Work to complete
Copy every line that mentions the word "στίχος".

Records to process
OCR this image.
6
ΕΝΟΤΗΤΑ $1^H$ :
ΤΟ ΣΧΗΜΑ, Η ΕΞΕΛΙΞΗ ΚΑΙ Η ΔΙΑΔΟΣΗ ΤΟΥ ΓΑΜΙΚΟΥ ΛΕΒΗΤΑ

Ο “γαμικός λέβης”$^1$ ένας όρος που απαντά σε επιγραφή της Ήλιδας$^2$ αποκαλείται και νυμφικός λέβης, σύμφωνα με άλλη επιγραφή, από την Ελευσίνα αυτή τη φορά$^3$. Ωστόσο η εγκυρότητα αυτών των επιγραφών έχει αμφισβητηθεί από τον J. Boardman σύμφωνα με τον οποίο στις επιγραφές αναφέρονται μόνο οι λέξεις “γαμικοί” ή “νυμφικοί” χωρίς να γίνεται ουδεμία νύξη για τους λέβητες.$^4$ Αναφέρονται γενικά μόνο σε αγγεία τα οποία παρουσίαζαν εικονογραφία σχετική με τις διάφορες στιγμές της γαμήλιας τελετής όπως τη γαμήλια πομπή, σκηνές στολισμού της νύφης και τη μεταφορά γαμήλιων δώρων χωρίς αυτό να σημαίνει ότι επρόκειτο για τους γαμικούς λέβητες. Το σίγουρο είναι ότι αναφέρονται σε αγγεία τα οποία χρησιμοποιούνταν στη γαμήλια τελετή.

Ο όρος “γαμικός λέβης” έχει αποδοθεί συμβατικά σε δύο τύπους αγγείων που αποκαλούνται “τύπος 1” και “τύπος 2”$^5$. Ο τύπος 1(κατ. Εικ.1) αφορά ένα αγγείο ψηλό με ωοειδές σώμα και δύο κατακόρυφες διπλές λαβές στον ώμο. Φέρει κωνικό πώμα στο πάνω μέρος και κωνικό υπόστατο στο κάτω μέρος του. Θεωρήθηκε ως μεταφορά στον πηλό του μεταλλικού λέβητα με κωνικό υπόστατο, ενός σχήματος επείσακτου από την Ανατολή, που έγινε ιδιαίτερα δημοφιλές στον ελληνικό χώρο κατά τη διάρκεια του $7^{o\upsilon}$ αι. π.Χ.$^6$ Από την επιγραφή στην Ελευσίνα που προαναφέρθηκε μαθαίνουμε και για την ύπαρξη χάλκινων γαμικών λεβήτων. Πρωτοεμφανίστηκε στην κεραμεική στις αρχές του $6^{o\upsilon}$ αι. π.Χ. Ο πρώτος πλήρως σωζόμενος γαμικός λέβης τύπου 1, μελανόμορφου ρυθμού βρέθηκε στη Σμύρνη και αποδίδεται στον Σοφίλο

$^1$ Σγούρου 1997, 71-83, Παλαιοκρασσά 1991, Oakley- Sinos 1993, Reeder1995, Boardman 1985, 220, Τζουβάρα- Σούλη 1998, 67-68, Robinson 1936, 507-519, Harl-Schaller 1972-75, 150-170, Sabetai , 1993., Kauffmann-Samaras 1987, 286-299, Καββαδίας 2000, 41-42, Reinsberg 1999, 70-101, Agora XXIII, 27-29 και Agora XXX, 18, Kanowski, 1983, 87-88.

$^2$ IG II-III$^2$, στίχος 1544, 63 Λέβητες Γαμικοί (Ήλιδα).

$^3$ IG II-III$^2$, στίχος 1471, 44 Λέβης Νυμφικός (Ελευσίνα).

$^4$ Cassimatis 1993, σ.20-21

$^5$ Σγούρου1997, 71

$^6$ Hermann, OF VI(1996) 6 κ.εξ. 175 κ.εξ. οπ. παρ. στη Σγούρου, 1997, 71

Written response
$^2$ IG II-III$^2$, στίχος 1544, 63 Λέβητες Γαμικοί (Ήλιδα).
$^3$ IG II-III$^2$, στίχος 1471, 44 Λέβης Νυμφικός (Ελευσίνα).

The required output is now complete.